▶ _RECORDS SHOWN_
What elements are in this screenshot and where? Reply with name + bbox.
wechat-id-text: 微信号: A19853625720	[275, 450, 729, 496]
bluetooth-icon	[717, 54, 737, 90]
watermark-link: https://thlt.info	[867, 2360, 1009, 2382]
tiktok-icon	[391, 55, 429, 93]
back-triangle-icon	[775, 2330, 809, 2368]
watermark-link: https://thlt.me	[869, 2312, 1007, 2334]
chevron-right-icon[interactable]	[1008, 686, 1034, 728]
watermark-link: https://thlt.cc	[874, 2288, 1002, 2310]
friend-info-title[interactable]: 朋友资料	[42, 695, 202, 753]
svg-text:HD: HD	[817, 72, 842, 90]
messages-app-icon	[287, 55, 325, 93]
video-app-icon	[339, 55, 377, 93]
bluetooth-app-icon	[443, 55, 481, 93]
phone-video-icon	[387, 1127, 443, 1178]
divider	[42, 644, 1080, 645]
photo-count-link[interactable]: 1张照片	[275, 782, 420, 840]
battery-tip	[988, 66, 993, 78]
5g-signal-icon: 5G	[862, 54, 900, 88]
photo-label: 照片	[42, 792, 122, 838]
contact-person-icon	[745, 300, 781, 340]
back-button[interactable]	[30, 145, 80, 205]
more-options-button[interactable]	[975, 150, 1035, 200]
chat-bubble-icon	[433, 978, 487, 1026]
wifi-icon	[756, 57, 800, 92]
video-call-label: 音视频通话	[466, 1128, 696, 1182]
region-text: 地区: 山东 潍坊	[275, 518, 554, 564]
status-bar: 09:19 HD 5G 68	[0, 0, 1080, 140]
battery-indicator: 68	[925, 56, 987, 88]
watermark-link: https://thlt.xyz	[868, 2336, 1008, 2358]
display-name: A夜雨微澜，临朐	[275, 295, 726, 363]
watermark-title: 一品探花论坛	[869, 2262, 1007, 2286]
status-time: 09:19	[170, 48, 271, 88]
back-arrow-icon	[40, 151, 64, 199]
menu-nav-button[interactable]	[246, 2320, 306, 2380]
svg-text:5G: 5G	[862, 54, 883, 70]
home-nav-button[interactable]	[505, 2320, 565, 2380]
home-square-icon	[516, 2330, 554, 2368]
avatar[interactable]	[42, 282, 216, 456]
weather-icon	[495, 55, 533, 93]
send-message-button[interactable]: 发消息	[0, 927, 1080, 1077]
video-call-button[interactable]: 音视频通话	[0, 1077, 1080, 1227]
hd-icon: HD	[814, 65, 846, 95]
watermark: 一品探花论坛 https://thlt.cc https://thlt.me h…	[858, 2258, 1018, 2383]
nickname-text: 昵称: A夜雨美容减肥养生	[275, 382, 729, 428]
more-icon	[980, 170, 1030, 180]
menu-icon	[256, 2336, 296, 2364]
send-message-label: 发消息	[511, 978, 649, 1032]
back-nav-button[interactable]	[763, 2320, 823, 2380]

▶ _GIVEN TASK_
Rewrite the listing above, changing every "watermark-link" to "watermark-url" and leaving everything else as it is.

▶ _COMPLETE ANSWER_
What elements are in this screenshot and where? Reply with name + bbox.
wechat-id-text: 微信号: A19853625720	[275, 450, 729, 496]
bluetooth-icon	[717, 54, 737, 90]
watermark-url: https://thlt.info	[867, 2360, 1009, 2382]
tiktok-icon	[391, 55, 429, 93]
back-triangle-icon	[775, 2330, 809, 2368]
watermark-url: https://thlt.me	[869, 2312, 1007, 2334]
chevron-right-icon[interactable]	[1008, 686, 1034, 728]
watermark-url: https://thlt.cc	[874, 2288, 1002, 2310]
friend-info-title[interactable]: 朋友资料	[42, 695, 202, 753]
svg-text:HD: HD	[817, 72, 842, 90]
messages-app-icon	[287, 55, 325, 93]
video-app-icon	[339, 55, 377, 93]
bluetooth-app-icon	[443, 55, 481, 93]
phone-video-icon	[387, 1127, 443, 1178]
divider	[42, 644, 1080, 645]
photo-count-link[interactable]: 1张照片	[275, 782, 420, 840]
battery-tip	[988, 66, 993, 78]
5g-signal-icon: 5G	[862, 54, 900, 88]
photo-label: 照片	[42, 792, 122, 838]
contact-person-icon	[745, 300, 781, 340]
back-button[interactable]	[30, 145, 80, 205]
more-options-button[interactable]	[975, 150, 1035, 200]
chat-bubble-icon	[433, 978, 487, 1026]
wifi-icon	[756, 57, 800, 92]
video-call-label: 音视频通话	[466, 1128, 696, 1182]
region-text: 地区: 山东 潍坊	[275, 518, 554, 564]
status-bar: 09:19 HD 5G 68	[0, 0, 1080, 140]
battery-indicator: 68	[925, 56, 987, 88]
watermark-url: https://thlt.xyz	[868, 2336, 1008, 2358]
display-name: A夜雨微澜，临朐	[275, 295, 726, 363]
watermark-title: 一品探花论坛	[869, 2262, 1007, 2286]
status-time: 09:19	[170, 48, 271, 88]
back-arrow-icon	[40, 151, 64, 199]
menu-nav-button[interactable]	[246, 2320, 306, 2380]
svg-text:5G: 5G	[862, 54, 883, 70]
home-nav-button[interactable]	[505, 2320, 565, 2380]
home-square-icon	[516, 2330, 554, 2368]
avatar[interactable]	[42, 282, 216, 456]
weather-icon	[495, 55, 533, 93]
send-message-button[interactable]: 发消息	[0, 927, 1080, 1077]
video-call-button[interactable]: 音视频通话	[0, 1077, 1080, 1227]
hd-icon: HD	[814, 65, 846, 95]
watermark: 一品探花论坛 https://thlt.cc https://thlt.me h…	[858, 2258, 1018, 2383]
nickname-text: 昵称: A夜雨美容减肥养生	[275, 382, 729, 428]
more-icon	[980, 170, 1030, 180]
menu-icon	[256, 2336, 296, 2364]
send-message-label: 发消息	[511, 978, 649, 1032]
back-nav-button[interactable]	[763, 2320, 823, 2380]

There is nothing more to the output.